> **PAGE EXCERPT**
Grocery store challenge: Turn just another shopping trip into a fun game with the Grocery Store Challenge. The objective of this game is to teach teens how to stretch a dollar by evaluating needs versus wants and recognizing how that ties into budgeting.
This real-life lesson only requires writing a grocery list prior to hitting the grocery store that will be reassessed after the items have been purchased. After seeing how quickly unessential items raise the total, they just might stop asking for Pop-Tarts — but don’t count on it.
9th Through 12th Grade
Budgeting: This lesson on The Art of Budgeting presents a very practical activity that will leave teens critically thinking about their life goals and how to reach them.
This activity prompts students to categorize and prioritize all their goals — from social and financial to educational — and asks how they can work toward them now, as well as what resources they may need in the future.
While this activity is a bit longer at 15 pages, it will give your teen the opportunity to recognize the steps necessary to make their own dreams come true and get them thinking about how they can get a jump-start on accomplishing them.
Brand name vs. generic: One of the most consuming aspects of being a teenager is being the so-called cool kid. This means buying all the latest stuff from whatever brand is popular at the time. Stop your young adult from thinking that pricier inherently means better by teaching them to critically evaluate whether or not generic food items have any meaningful differences from their brand-name counterparts.
Print out this generic versus name brand worksheet and have your frugal shopper in the making compare various prices and ingredients of similar items next time you’re at the store.
Consumption in the USA: Watch the viral 20-minute video, “The Story of Stuff,” and learn just how the government, big corporations, and the future well-being of our environment go hand-in-hand. Detailing sustainability, planned versus perceived obsolescence, and other eye-opening concepts will shine a new light on why staying on top of fast-paced trends is not beneficial in the long run.
Use these teaching materials that go along with “The Story of Stuff” for a seamless and free lesson plan
Money management: In this lesson on money management, you’ll instruct your child/student to create a grocery shopping list based on the profile of five unique families. Each household has different dietary needs and strict budgets to account for, making this lesson more challenging than expected.
This activity is great for high-schoolers who may be getting their first paychecks or seniors who may be going off to college and will need to begin budgeting for their own meals in the near future.
Other Places to Find Online Shopping Lesson Plans
There are tons of other resources online to help jumpstart the home-learning process. Here are a few:
This article has 56 (!!) different printables to help teach children about money.
FloridaHealth has a lesson on the layout of a grocery store and the various types of food and where they come from. They offer a lesson for 3–4.5-year-olds as well as 4.5–5-year-olds.
ReadWriteThink offers a grocery store scavenger hunt to teach children in grades 6–8 about nutrition.
The US Mint’s lesson on coins and food prices incorporates math and nutrition in this course best suited for grades K–2.
Everfi offers a financial literacy lesson for middle schoolers called “Turn Up at Target” that includes a printable worksheet.
The USDA’s Healthy Food Shopping lesson plan for high-schoolers details how to meal plan and how to shop for oneself and family.
WeAreTeachers has a few lessons on saving and budgeting for teens.
Whether they’re five or fifteen, hopefully, this guide has supplied a variety of shopping-based lesson plans that’ll resonate with your children. Remember to download and use the coordinating printables for each lesson plan to get the best benefit for the least amount of money.
If you do end up needing to purchase some new materials, be sure to look for places that offer teacher discounts and take advantage of the lower price.

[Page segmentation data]
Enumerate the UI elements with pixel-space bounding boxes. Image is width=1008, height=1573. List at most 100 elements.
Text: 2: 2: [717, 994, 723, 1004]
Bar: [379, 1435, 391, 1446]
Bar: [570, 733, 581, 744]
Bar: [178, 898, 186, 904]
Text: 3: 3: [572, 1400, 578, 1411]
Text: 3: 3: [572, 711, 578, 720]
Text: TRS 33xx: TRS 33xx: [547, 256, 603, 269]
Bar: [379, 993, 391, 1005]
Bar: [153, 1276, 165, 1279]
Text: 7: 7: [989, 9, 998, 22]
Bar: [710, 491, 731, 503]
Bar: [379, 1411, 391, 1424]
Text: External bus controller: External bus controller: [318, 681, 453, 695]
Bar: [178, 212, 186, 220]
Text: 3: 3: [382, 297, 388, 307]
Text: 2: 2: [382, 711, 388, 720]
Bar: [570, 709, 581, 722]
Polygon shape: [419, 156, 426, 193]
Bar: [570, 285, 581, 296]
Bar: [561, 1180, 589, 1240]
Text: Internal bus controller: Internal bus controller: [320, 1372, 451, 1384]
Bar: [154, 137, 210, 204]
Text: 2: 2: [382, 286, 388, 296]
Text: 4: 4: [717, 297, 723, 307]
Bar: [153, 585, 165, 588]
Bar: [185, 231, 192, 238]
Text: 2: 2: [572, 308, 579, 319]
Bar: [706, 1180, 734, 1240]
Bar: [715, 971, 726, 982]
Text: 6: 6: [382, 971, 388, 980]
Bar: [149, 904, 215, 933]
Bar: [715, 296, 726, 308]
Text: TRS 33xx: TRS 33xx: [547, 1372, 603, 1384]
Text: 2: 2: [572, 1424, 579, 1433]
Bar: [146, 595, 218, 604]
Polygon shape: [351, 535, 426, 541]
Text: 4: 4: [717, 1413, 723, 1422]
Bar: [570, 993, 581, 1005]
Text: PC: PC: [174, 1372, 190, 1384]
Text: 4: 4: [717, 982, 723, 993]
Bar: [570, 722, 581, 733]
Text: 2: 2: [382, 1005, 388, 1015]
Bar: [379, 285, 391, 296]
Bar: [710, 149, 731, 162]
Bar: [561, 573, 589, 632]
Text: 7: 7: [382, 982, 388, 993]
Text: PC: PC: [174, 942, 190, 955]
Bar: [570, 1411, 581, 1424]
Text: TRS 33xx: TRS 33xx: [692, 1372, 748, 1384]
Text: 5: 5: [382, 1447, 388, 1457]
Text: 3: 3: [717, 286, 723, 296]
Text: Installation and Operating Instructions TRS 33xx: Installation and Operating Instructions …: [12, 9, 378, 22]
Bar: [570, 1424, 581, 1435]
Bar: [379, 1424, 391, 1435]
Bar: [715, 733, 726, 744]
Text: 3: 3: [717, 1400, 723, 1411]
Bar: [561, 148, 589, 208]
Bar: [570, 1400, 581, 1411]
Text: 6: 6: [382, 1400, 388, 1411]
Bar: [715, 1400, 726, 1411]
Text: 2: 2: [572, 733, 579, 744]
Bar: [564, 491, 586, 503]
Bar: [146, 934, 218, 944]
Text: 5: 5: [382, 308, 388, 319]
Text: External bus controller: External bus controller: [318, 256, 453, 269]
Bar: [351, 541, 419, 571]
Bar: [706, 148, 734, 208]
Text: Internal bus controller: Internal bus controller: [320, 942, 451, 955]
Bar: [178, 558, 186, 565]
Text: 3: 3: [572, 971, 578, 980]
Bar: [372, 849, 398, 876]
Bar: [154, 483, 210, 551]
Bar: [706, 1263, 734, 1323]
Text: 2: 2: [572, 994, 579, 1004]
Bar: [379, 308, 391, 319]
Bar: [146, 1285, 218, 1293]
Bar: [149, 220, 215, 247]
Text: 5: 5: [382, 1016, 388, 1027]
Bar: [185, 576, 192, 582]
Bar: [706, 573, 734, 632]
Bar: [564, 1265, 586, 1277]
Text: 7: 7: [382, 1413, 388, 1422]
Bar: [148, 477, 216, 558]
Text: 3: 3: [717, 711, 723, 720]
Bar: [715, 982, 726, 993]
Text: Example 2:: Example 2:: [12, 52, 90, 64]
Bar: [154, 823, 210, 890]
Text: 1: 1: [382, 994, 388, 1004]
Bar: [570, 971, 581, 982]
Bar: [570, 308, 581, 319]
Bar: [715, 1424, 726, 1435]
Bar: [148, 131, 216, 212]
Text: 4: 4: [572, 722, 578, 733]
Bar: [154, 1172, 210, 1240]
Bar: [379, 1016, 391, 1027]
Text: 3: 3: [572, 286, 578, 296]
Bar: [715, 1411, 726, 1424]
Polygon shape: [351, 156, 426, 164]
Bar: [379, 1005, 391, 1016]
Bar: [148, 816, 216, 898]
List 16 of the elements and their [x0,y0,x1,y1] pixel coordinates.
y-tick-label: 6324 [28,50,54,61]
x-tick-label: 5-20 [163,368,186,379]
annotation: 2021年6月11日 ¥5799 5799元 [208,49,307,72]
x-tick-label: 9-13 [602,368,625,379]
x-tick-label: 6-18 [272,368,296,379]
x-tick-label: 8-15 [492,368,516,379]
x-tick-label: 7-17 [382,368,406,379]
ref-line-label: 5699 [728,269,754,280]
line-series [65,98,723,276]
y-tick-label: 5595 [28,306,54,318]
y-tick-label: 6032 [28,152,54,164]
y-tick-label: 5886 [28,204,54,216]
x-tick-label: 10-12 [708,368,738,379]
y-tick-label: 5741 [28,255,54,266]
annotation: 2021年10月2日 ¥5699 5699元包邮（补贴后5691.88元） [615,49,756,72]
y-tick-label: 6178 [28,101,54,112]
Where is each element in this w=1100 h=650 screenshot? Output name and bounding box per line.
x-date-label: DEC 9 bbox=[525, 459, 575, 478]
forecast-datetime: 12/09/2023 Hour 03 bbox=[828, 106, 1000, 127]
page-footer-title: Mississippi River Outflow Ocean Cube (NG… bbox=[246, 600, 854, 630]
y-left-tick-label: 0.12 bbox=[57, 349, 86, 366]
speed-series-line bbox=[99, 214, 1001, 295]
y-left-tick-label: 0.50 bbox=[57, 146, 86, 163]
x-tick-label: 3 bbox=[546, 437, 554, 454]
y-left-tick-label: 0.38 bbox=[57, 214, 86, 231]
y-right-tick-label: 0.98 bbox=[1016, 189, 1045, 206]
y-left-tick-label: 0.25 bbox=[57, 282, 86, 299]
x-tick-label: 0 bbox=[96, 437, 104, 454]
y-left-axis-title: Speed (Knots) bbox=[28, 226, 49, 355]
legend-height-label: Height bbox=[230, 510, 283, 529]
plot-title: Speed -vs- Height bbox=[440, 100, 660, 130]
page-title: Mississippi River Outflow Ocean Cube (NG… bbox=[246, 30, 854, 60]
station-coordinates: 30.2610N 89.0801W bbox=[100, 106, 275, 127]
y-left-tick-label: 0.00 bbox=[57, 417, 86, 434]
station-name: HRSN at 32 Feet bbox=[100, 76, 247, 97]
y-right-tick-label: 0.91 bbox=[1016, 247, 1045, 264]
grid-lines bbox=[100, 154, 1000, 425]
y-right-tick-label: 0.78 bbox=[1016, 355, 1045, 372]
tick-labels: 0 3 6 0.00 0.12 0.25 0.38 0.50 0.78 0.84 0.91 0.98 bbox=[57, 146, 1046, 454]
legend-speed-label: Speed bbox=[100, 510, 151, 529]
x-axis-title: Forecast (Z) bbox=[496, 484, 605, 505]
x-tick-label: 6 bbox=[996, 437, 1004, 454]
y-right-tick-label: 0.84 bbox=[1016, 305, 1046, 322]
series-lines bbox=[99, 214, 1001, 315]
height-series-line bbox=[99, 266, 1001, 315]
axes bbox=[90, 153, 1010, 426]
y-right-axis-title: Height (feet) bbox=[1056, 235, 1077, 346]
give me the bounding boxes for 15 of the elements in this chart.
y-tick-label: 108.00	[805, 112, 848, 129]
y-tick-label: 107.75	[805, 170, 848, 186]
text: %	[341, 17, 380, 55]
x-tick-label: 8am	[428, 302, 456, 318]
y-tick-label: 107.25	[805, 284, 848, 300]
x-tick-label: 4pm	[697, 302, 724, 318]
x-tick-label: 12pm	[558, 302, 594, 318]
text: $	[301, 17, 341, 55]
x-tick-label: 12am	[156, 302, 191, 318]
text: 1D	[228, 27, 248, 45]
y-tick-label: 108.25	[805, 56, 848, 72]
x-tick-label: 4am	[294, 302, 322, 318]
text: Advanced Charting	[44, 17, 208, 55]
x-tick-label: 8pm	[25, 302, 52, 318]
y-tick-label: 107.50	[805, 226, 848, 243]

> **COMPLETE THE FOLLOWING**
1. Summarize the guide on shopping lesson plans in two sentences.
2. Using the guide on shopping lesson plans, explain in one or two sentences why the money management lesson is more challenging than expected.

> **EXPECTED OUTPUTS**
1. The guide describes shopping-based lesson plans for teens: a grocery store challenge, a budgeting lesson on life goals, a brand-name versus generic comparison, a video on consumption in the USA, and a money management exercise based on five family profiles. It also lists other places online to find shopping lesson plans and advises using the coordinating printables and looking for teacher discounts if new materials must be bought.

2. Students create a grocery shopping list based on the profiles of five unique families. Each household has different dietary needs and a strict budget that the list must account for.